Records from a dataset
===============

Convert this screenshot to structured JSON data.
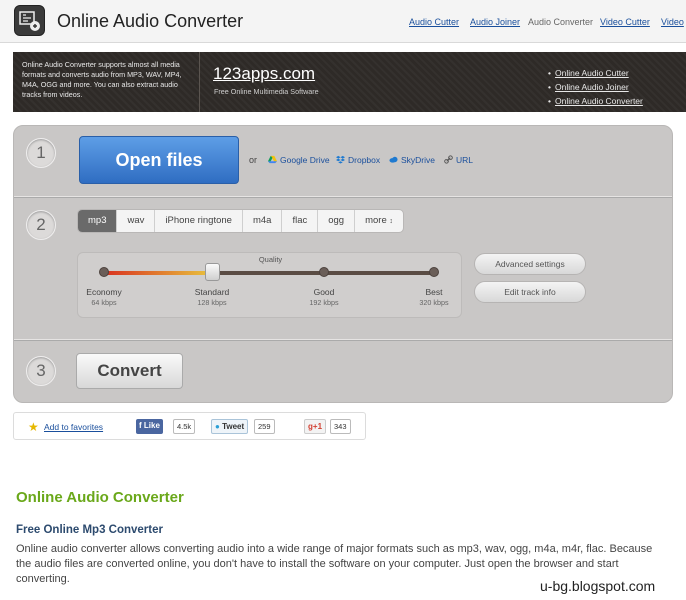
{
  "header": {
    "title": "Online Audio Converter",
    "nav": [
      "Audio Cutter",
      "Audio Joiner",
      "Audio Converter",
      "Video Cutter",
      "Video"
    ]
  },
  "banner": {
    "description": "Online Audio Converter supports almost all media formats and converts audio from MP3, WAV, MP4, M4A, OGG and more. You can also extract audio tracks from videos.",
    "brand": "123apps.com",
    "brand_sub": "Free Online Multimedia Software",
    "links": [
      "Online Audio Cutter",
      "Online Audio Joiner",
      "Online Audio Converter"
    ]
  },
  "step1": {
    "number": "1",
    "open_label": "Open files",
    "or_text": "or",
    "sources": [
      "Google Drive",
      "Dropbox",
      "SkyDrive",
      "URL"
    ]
  },
  "step2": {
    "number": "2",
    "formats": [
      "mp3",
      "wav",
      "iPhone ringtone",
      "m4a",
      "flac",
      "ogg",
      "more"
    ],
    "active_format": "mp3",
    "quality_label": "Quality",
    "levels": [
      {
        "name": "Economy",
        "rate": "64 kbps"
      },
      {
        "name": "Standard",
        "rate": "128 kbps"
      },
      {
        "name": "Good",
        "rate": "192 kbps"
      },
      {
        "name": "Best",
        "rate": "320 kbps"
      }
    ],
    "selected_level": "Standard",
    "advanced_label": "Advanced settings",
    "track_info_label": "Edit track info"
  },
  "step3": {
    "number": "3",
    "convert_label": "Convert"
  },
  "social": {
    "favorites": "Add to favorites",
    "like": "Like",
    "like_count": "4.5k",
    "tweet": "Tweet",
    "tweet_count": "259",
    "gplus": "+1",
    "gplus_count": "343"
  },
  "content": {
    "heading": "Online Audio Converter",
    "subheading": "Free Online Mp3 Converter",
    "paragraph": "Online audio converter allows converting audio into a wide range of major formats such as mp3, wav, ogg, m4a, m4r, flac. Because the audio files are converted online, you don't have to install the software on your computer. Just open the browser and start converting."
  },
  "watermark": "u-bg.blogspot.com",
  "colors": {
    "accent_blue": "#2f6dc2",
    "link": "#1a4f9c",
    "heading_green": "#6aa81a",
    "subheading": "#2c4a6e"
  }
}
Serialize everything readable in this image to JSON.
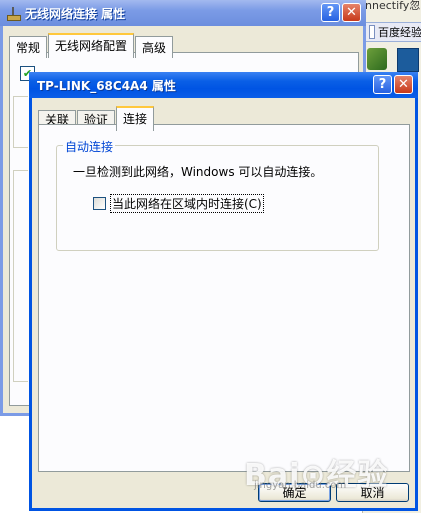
{
  "background_app": {
    "url_text": "nnectify忽",
    "favorite_text": "百度经验"
  },
  "back_window": {
    "title": "无线网络连接 属性",
    "help_glyph": "?",
    "close_glyph": "✕",
    "tabs": [
      {
        "label": "常规",
        "selected": false
      },
      {
        "label": "无线网络配置",
        "selected": true
      },
      {
        "label": "高级",
        "selected": false
      }
    ],
    "check_glyph": "✔"
  },
  "front_window": {
    "title": "TP-LINK_68C4A4 属性",
    "help_glyph": "?",
    "close_glyph": "✕",
    "tabs": [
      {
        "label": "关联",
        "selected": false
      },
      {
        "label": "验证",
        "selected": false
      },
      {
        "label": "连接",
        "selected": true
      }
    ],
    "group": {
      "legend": "自动连接",
      "description": "一旦检测到此网络，Windows 可以自动连接。",
      "checkbox_label": "当此网络在区域内时连接(C)",
      "checkbox_checked": false
    },
    "buttons": {
      "ok": "确定",
      "cancel": "取消"
    }
  },
  "watermark": {
    "text": "Bai⊙经验",
    "sub": "jingyan.baidu.com"
  },
  "colors": {
    "active_title": "#0054e3",
    "inactive_title": "#7b9be6",
    "dialog_face": "#ece9d8",
    "group_legend": "#0046d5"
  }
}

===============

AIM OF THE EXERCISE:
Each line in the data that holds the string "description" should be found and copied.

TASK SOLUTION:
    "description": "Online Audio Converter supports almost all media formats and converts audio from MP3, WAV, MP4, M4A, OGG and more. You can also extract audio tracks from videos.",
      "description": "一旦检测到此网络，Windows 可以自动连接。",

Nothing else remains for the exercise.